Provide the data again in its entirety, exactly as given.

- **Collection entries**
========
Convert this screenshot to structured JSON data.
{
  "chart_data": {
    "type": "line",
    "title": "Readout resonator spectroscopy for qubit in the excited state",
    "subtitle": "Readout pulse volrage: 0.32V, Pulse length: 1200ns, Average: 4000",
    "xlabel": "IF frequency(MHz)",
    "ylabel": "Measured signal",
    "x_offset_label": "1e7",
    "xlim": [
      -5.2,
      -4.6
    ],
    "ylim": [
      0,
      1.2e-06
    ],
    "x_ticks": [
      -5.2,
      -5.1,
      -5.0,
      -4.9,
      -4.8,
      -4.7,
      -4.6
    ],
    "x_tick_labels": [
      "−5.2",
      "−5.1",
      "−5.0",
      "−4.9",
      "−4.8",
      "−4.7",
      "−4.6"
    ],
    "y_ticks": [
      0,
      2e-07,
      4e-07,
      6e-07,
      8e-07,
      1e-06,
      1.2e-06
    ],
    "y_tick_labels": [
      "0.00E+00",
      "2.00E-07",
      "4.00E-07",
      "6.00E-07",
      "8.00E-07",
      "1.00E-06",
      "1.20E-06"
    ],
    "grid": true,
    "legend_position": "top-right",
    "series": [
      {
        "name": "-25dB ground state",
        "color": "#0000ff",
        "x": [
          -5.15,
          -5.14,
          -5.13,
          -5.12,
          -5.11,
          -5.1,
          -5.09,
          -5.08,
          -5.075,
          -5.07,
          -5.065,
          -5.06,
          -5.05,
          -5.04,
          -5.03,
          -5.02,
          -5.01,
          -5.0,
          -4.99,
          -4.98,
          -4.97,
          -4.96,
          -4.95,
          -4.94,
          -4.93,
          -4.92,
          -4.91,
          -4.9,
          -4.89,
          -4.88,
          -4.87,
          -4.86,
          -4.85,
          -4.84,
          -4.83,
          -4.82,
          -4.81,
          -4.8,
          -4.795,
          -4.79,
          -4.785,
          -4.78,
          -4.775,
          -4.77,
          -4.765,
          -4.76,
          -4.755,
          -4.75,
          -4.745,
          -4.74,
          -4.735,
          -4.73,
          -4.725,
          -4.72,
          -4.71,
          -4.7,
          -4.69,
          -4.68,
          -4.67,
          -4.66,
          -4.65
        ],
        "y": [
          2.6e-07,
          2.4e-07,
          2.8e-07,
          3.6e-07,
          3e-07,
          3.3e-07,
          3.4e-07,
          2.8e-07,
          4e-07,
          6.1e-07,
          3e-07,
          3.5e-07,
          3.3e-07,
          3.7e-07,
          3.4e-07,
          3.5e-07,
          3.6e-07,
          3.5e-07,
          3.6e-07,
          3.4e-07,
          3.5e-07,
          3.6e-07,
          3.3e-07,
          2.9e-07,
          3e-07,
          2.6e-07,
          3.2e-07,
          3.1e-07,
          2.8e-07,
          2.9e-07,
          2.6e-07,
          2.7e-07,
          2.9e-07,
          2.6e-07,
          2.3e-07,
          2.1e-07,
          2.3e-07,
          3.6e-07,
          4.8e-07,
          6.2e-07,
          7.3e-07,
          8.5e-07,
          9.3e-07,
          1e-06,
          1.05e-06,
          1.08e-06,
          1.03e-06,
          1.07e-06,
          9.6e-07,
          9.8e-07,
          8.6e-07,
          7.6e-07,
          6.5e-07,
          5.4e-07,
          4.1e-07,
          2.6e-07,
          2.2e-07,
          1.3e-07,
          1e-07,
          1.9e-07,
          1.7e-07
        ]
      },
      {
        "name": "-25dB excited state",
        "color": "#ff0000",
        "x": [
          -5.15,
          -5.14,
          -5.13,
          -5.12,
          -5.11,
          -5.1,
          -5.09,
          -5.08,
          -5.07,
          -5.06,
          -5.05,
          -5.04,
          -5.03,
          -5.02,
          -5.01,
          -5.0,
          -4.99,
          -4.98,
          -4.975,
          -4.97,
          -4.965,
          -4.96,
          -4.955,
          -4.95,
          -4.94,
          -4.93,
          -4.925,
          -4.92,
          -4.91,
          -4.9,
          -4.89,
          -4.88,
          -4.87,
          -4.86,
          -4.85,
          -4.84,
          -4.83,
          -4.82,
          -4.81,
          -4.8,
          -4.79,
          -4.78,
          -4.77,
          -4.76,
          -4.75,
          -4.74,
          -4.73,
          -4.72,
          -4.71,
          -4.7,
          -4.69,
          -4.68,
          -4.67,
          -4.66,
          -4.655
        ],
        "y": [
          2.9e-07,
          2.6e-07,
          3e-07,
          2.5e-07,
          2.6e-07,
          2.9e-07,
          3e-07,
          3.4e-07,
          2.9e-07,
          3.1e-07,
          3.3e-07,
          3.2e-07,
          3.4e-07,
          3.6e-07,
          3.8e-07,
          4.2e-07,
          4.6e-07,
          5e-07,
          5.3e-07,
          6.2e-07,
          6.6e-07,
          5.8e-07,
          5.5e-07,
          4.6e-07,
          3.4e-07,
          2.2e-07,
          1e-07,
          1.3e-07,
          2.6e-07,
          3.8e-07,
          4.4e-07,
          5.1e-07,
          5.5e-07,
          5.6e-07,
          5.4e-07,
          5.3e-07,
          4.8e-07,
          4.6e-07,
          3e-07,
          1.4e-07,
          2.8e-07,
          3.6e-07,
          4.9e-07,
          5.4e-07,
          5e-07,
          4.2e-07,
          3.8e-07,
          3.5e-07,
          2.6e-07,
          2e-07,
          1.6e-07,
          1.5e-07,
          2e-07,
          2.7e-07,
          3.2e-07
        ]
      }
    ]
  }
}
========
- **The solution**
Convert this screenshot to structured JSON data.
{
  "chart_data": {
    "type": "line",
    "title": "Readout resonator spectroscopy for qubit in the excited state",
    "subtitle": "Readout pulse volrage: 0.32V, Pulse length: 1200ns, Average: 4000",
    "xlabel": "IF frequency(MHz)",
    "ylabel": "Measured signal",
    "x_offset_label": "1e7",
    "xlim": [
      -5.2,
      -4.6
    ],
    "ylim": [
      0,
      1.2e-06
    ],
    "x_ticks": [
      -5.2,
      -5.1,
      -5.0,
      -4.9,
      -4.8,
      -4.7,
      -4.6
    ],
    "x_tick_labels": [
      "−5.2",
      "−5.1",
      "−5.0",
      "−4.9",
      "−4.8",
      "−4.7",
      "−4.6"
    ],
    "y_ticks": [
      0,
      2e-07,
      4e-07,
      6e-07,
      8e-07,
      1e-06,
      1.2e-06
    ],
    "y_tick_labels": [
      "0.00E+00",
      "2.00E-07",
      "4.00E-07",
      "6.00E-07",
      "8.00E-07",
      "1.00E-06",
      "1.20E-06"
    ],
    "grid": true,
    "legend_position": "top-right",
    "series": [
      {
        "name": "-25dB ground state",
        "color": "#0000ff",
        "x": [
          -5.15,
          -5.14,
          -5.13,
          -5.12,
          -5.11,
          -5.1,
          -5.09,
          -5.08,
          -5.075,
          -5.07,
          -5.065,
          -5.06,
          -5.05,
          -5.04,
          -5.03,
          -5.02,
          -5.01,
          -5.0,
          -4.99,
          -4.98,
          -4.97,
          -4.96,
          -4.95,
          -4.94,
          -4.93,
          -4.92,
          -4.91,
          -4.9,
          -4.89,
          -4.88,
          -4.87,
          -4.86,
          -4.85,
          -4.84,
          -4.83,
          -4.82,
          -4.81,
          -4.8,
          -4.795,
          -4.79,
          -4.785,
          -4.78,
          -4.775,
          -4.77,
          -4.765,
          -4.76,
          -4.755,
          -4.75,
          -4.745,
          -4.74,
          -4.735,
          -4.73,
          -4.725,
          -4.72,
          -4.71,
          -4.7,
          -4.69,
          -4.68,
          -4.67,
          -4.66,
          -4.65
        ],
        "y": [
          2.6e-07,
          2.4e-07,
          2.8e-07,
          3.6e-07,
          3e-07,
          3.3e-07,
          3.4e-07,
          2.8e-07,
          4e-07,
          6.1e-07,
          3e-07,
          3.5e-07,
          3.3e-07,
          3.7e-07,
          3.4e-07,
          3.5e-07,
          3.6e-07,
          3.5e-07,
          3.6e-07,
          3.4e-07,
          3.5e-07,
          3.6e-07,
          3.3e-07,
          2.9e-07,
          3e-07,
          2.6e-07,
          3.2e-07,
          3.1e-07,
          2.8e-07,
          2.9e-07,
          2.6e-07,
          2.7e-07,
          2.9e-07,
          2.6e-07,
          2.3e-07,
          2.1e-07,
          2.3e-07,
          3.6e-07,
          4.8e-07,
          6.2e-07,
          7.3e-07,
          8.5e-07,
          9.3e-07,
          1e-06,
          1.05e-06,
          1.08e-06,
          1.03e-06,
          1.07e-06,
          9.6e-07,
          9.8e-07,
          8.6e-07,
          7.6e-07,
          6.5e-07,
          5.4e-07,
          4.1e-07,
          2.6e-07,
          2.2e-07,
          1.3e-07,
          1e-07,
          1.9e-07,
          1.7e-07
        ]
      },
      {
        "name": "-25dB excited state",
        "color": "#ff0000",
        "x": [
          -5.15,
          -5.14,
          -5.13,
          -5.12,
          -5.11,
          -5.1,
          -5.09,
          -5.08,
          -5.07,
          -5.06,
          -5.05,
          -5.04,
          -5.03,
          -5.02,
          -5.01,
          -5.0,
          -4.99,
          -4.98,
          -4.975,
          -4.97,
          -4.965,
          -4.96,
          -4.955,
          -4.95,
          -4.94,
          -4.93,
          -4.925,
          -4.92,
          -4.91,
          -4.9,
          -4.89,
          -4.88,
          -4.87,
          -4.86,
          -4.85,
          -4.84,
          -4.83,
          -4.82,
          -4.81,
          -4.8,
          -4.79,
          -4.78,
          -4.77,
          -4.76,
          -4.75,
          -4.74,
          -4.73,
          -4.72,
          -4.71,
          -4.7,
          -4.69,
          -4.68,
          -4.67,
          -4.66,
          -4.655
        ],
        "y": [
          2.9e-07,
          2.6e-07,
          3e-07,
          2.5e-07,
          2.6e-07,
          2.9e-07,
          3e-07,
          3.4e-07,
          2.9e-07,
          3.1e-07,
          3.3e-07,
          3.2e-07,
          3.4e-07,
          3.6e-07,
          3.8e-07,
          4.2e-07,
          4.6e-07,
          5e-07,
          5.3e-07,
          6.2e-07,
          6.6e-07,
          5.8e-07,
          5.5e-07,
          4.6e-07,
          3.4e-07,
          2.2e-07,
          1e-07,
          1.3e-07,
          2.6e-07,
          3.8e-07,
          4.4e-07,
          5.1e-07,
          5.5e-07,
          5.6e-07,
          5.4e-07,
          5.3e-07,
          4.8e-07,
          4.6e-07,
          3e-07,
          1.4e-07,
          2.8e-07,
          3.6e-07,
          4.9e-07,
          5.4e-07,
          5e-07,
          4.2e-07,
          3.8e-07,
          3.5e-07,
          2.6e-07,
          2e-07,
          1.6e-07,
          1.5e-07,
          2e-07,
          2.7e-07,
          3.2e-07
        ]
      }
    ]
  }
}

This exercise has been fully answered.